_WRITTEN INSTRUCTION_
Reproduce every line of the two items below word for word, without changing any character or line break.

_PROVIDED RECORDS_
* Begin *

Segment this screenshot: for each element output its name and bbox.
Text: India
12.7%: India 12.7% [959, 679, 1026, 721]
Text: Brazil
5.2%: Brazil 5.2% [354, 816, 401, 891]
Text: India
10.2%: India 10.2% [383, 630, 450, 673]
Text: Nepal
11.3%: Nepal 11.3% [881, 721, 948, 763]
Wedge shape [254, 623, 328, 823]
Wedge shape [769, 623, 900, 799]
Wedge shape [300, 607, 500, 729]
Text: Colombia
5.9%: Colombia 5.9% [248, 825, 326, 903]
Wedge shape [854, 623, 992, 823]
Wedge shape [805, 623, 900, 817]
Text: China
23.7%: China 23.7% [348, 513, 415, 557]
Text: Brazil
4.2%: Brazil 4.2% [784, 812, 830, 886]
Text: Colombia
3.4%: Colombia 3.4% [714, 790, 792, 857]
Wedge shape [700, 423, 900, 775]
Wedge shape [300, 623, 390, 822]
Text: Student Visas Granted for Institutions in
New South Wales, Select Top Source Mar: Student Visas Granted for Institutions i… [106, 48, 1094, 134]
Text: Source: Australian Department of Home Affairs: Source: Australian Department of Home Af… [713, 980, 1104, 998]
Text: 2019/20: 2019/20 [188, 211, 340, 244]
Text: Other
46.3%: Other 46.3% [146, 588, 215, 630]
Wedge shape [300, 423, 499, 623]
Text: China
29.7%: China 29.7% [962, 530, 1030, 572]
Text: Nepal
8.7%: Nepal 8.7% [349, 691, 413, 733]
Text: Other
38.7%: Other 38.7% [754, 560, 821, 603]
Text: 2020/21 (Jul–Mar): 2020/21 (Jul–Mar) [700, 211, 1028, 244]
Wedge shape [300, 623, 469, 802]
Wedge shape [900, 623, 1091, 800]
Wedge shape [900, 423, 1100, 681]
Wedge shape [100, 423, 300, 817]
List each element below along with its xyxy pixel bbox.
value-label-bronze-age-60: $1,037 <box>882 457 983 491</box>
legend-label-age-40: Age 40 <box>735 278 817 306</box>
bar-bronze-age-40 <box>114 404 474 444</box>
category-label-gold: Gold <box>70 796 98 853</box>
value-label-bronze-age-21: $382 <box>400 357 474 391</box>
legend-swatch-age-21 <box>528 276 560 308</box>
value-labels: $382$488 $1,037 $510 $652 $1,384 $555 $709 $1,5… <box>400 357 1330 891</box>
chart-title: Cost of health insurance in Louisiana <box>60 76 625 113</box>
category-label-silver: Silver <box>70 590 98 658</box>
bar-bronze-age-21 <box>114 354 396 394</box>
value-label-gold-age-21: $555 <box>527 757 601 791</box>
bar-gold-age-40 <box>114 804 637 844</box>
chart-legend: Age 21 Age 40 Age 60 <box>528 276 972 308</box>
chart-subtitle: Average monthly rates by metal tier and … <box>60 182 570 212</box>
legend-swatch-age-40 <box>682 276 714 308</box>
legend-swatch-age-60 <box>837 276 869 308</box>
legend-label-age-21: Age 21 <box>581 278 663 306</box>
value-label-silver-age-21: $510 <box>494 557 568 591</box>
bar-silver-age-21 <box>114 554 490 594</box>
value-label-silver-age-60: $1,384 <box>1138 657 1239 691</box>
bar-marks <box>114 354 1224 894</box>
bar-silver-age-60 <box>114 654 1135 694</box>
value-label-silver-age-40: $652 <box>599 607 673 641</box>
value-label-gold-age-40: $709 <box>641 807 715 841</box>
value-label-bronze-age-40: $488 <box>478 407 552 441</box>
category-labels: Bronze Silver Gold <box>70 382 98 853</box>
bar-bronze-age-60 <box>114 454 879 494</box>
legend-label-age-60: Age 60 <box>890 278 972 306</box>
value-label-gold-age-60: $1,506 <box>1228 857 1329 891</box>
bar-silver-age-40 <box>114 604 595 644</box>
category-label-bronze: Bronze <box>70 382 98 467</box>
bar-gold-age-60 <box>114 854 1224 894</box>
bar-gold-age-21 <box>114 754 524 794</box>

* End *

_FINAL RESULT_
Segment this screenshot: for each element output its name and bbox.
Text: India
12.7%: India 12.7% [959, 679, 1026, 721]
Text: Brazil
5.2%: Brazil 5.2% [354, 816, 401, 891]
Text: India
10.2%: India 10.2% [383, 630, 450, 673]
Text: Nepal
11.3%: Nepal 11.3% [881, 721, 948, 763]
Wedge shape [254, 623, 328, 823]
Wedge shape [769, 623, 900, 799]
Wedge shape [300, 607, 500, 729]
Text: Colombia
5.9%: Colombia 5.9% [248, 825, 326, 903]
Wedge shape [854, 623, 992, 823]
Wedge shape [805, 623, 900, 817]
Text: China
23.7%: China 23.7% [348, 513, 415, 557]
Text: Brazil
4.2%: Brazil 4.2% [784, 812, 830, 886]
Text: Colombia
3.4%: Colombia 3.4% [714, 790, 792, 857]
Wedge shape [700, 423, 900, 775]
Wedge shape [300, 623, 390, 822]
Text: Student Visas Granted for Institutions in
New South Wales, Select Top Source Mar: Student Visas Granted for Institutions i… [106, 48, 1094, 134]
Text: Source: Australian Department of Home Affairs: Source: Australian Department of Home Af… [713, 980, 1104, 998]
Text: 2019/20: 2019/20 [188, 211, 340, 244]
Text: Other
46.3%: Other 46.3% [146, 588, 215, 630]
Wedge shape [300, 423, 499, 623]
Text: China
29.7%: China 29.7% [962, 530, 1030, 572]
Text: Nepal
8.7%: Nepal 8.7% [349, 691, 413, 733]
Text: Other
38.7%: Other 38.7% [754, 560, 821, 603]
Text: 2020/21 (Jul–Mar): 2020/21 (Jul–Mar) [700, 211, 1028, 244]
Wedge shape [300, 623, 469, 802]
Wedge shape [900, 623, 1091, 800]
Wedge shape [900, 423, 1100, 681]
Wedge shape [100, 423, 300, 817]
List each element below along with its xyxy pixel bbox.
value-label-bronze-age-60: $1,037 <box>882 457 983 491</box>
legend-label-age-40: Age 40 <box>735 278 817 306</box>
bar-bronze-age-40 <box>114 404 474 444</box>
category-label-gold: Gold <box>70 796 98 853</box>
value-label-bronze-age-21: $382 <box>400 357 474 391</box>
legend-swatch-age-21 <box>528 276 560 308</box>
value-labels: $382$488 $1,037 $510 $652 $1,384 $555 $709 $1,5… <box>400 357 1330 891</box>
chart-title: Cost of health insurance in Louisiana <box>60 76 625 113</box>
category-label-silver: Silver <box>70 590 98 658</box>
bar-bronze-age-21 <box>114 354 396 394</box>
value-label-gold-age-21: $555 <box>527 757 601 791</box>
bar-gold-age-40 <box>114 804 637 844</box>
chart-legend: Age 21 Age 40 Age 60 <box>528 276 972 308</box>
chart-subtitle: Average monthly rates by metal tier and … <box>60 182 570 212</box>
legend-swatch-age-40 <box>682 276 714 308</box>
legend-swatch-age-60 <box>837 276 869 308</box>
legend-label-age-21: Age 21 <box>581 278 663 306</box>
value-label-silver-age-21: $510 <box>494 557 568 591</box>
bar-silver-age-21 <box>114 554 490 594</box>
value-label-silver-age-60: $1,384 <box>1138 657 1239 691</box>
bar-marks <box>114 354 1224 894</box>
bar-silver-age-60 <box>114 654 1135 694</box>
value-label-silver-age-40: $652 <box>599 607 673 641</box>
value-label-gold-age-40: $709 <box>641 807 715 841</box>
value-label-bronze-age-40: $488 <box>478 407 552 441</box>
category-labels: Bronze Silver Gold <box>70 382 98 853</box>
bar-bronze-age-60 <box>114 454 879 494</box>
legend-label-age-60: Age 60 <box>890 278 972 306</box>
value-label-gold-age-60: $1,506 <box>1228 857 1329 891</box>
bar-silver-age-40 <box>114 604 595 644</box>
category-label-bronze: Bronze <box>70 382 98 467</box>
bar-gold-age-60 <box>114 854 1224 894</box>
bar-gold-age-21 <box>114 754 524 794</box>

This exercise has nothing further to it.